Dataset rows about figures
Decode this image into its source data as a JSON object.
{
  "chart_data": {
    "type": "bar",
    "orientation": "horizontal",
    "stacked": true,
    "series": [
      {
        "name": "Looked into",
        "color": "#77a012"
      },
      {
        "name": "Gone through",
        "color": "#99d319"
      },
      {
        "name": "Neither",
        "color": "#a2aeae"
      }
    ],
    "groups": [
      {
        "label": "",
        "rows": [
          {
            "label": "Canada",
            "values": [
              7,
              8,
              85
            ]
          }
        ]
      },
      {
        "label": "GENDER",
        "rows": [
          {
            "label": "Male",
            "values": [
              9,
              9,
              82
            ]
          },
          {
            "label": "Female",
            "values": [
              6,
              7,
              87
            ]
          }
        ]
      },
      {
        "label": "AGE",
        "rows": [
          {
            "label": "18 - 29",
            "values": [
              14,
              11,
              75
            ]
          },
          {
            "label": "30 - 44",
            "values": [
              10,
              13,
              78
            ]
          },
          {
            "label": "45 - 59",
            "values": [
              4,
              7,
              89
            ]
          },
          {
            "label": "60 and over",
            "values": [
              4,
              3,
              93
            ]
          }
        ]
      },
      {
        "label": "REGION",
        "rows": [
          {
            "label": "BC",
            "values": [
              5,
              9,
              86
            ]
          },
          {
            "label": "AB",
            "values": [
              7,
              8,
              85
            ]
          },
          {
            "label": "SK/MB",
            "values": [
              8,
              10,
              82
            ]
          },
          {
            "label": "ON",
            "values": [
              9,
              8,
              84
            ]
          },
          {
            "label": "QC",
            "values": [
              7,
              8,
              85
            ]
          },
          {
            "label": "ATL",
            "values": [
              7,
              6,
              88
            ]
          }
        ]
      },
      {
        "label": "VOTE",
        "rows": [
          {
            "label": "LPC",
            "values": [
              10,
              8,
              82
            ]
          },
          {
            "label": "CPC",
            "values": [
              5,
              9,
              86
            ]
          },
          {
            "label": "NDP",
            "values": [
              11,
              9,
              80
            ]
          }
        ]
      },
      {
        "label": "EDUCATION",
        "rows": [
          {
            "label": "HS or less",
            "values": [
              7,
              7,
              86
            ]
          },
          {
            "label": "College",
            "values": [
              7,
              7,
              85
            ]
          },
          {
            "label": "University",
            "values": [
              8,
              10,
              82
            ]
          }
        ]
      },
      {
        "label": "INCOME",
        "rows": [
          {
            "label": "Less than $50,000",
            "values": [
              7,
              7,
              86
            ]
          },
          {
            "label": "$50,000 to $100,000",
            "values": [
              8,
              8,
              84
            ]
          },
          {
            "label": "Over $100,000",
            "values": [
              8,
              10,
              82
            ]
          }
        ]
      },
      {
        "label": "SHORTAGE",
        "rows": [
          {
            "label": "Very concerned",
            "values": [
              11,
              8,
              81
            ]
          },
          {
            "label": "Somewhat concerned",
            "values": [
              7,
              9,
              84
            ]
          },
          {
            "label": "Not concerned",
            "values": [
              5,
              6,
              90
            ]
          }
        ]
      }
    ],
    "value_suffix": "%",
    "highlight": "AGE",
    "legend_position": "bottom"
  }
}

EXERCISE PROMPT:
Copy every record above exactly as it appears.

SOLUTION FOR THIS EXERCISE:
Decode this image into its source data as a JSON object.
{
  "chart_data": {
    "type": "bar",
    "orientation": "horizontal",
    "stacked": true,
    "series": [
      {
        "name": "Looked into",
        "color": "#77a012"
      },
      {
        "name": "Gone through",
        "color": "#99d319"
      },
      {
        "name": "Neither",
        "color": "#a2aeae"
      }
    ],
    "groups": [
      {
        "label": "",
        "rows": [
          {
            "label": "Canada",
            "values": [
              7,
              8,
              85
            ]
          }
        ]
      },
      {
        "label": "GENDER",
        "rows": [
          {
            "label": "Male",
            "values": [
              9,
              9,
              82
            ]
          },
          {
            "label": "Female",
            "values": [
              6,
              7,
              87
            ]
          }
        ]
      },
      {
        "label": "AGE",
        "rows": [
          {
            "label": "18 - 29",
            "values": [
              14,
              11,
              75
            ]
          },
          {
            "label": "30 - 44",
            "values": [
              10,
              13,
              78
            ]
          },
          {
            "label": "45 - 59",
            "values": [
              4,
              7,
              89
            ]
          },
          {
            "label": "60 and over",
            "values": [
              4,
              3,
              93
            ]
          }
        ]
      },
      {
        "label": "REGION",
        "rows": [
          {
            "label": "BC",
            "values": [
              5,
              9,
              86
            ]
          },
          {
            "label": "AB",
            "values": [
              7,
              8,
              85
            ]
          },
          {
            "label": "SK/MB",
            "values": [
              8,
              10,
              82
            ]
          },
          {
            "label": "ON",
            "values": [
              9,
              8,
              84
            ]
          },
          {
            "label": "QC",
            "values": [
              7,
              8,
              85
            ]
          },
          {
            "label": "ATL",
            "values": [
              7,
              6,
              88
            ]
          }
        ]
      },
      {
        "label": "VOTE",
        "rows": [
          {
            "label": "LPC",
            "values": [
              10,
              8,
              82
            ]
          },
          {
            "label": "CPC",
            "values": [
              5,
              9,
              86
            ]
          },
          {
            "label": "NDP",
            "values": [
              11,
              9,
              80
            ]
          }
        ]
      },
      {
        "label": "EDUCATION",
        "rows": [
          {
            "label": "HS or less",
            "values": [
              7,
              7,
              86
            ]
          },
          {
            "label": "College",
            "values": [
              7,
              7,
              85
            ]
          },
          {
            "label": "University",
            "values": [
              8,
              10,
              82
            ]
          }
        ]
      },
      {
        "label": "INCOME",
        "rows": [
          {
            "label": "Less than $50,000",
            "values": [
              7,
              7,
              86
            ]
          },
          {
            "label": "$50,000 to $100,000",
            "values": [
              8,
              8,
              84
            ]
          },
          {
            "label": "Over $100,000",
            "values": [
              8,
              10,
              82
            ]
          }
        ]
      },
      {
        "label": "SHORTAGE",
        "rows": [
          {
            "label": "Very concerned",
            "values": [
              11,
              8,
              81
            ]
          },
          {
            "label": "Somewhat concerned",
            "values": [
              7,
              9,
              84
            ]
          },
          {
            "label": "Not concerned",
            "values": [
              5,
              6,
              90
            ]
          }
        ]
      }
    ],
    "value_suffix": "%",
    "highlight": "AGE",
    "legend_position": "bottom"
  }
}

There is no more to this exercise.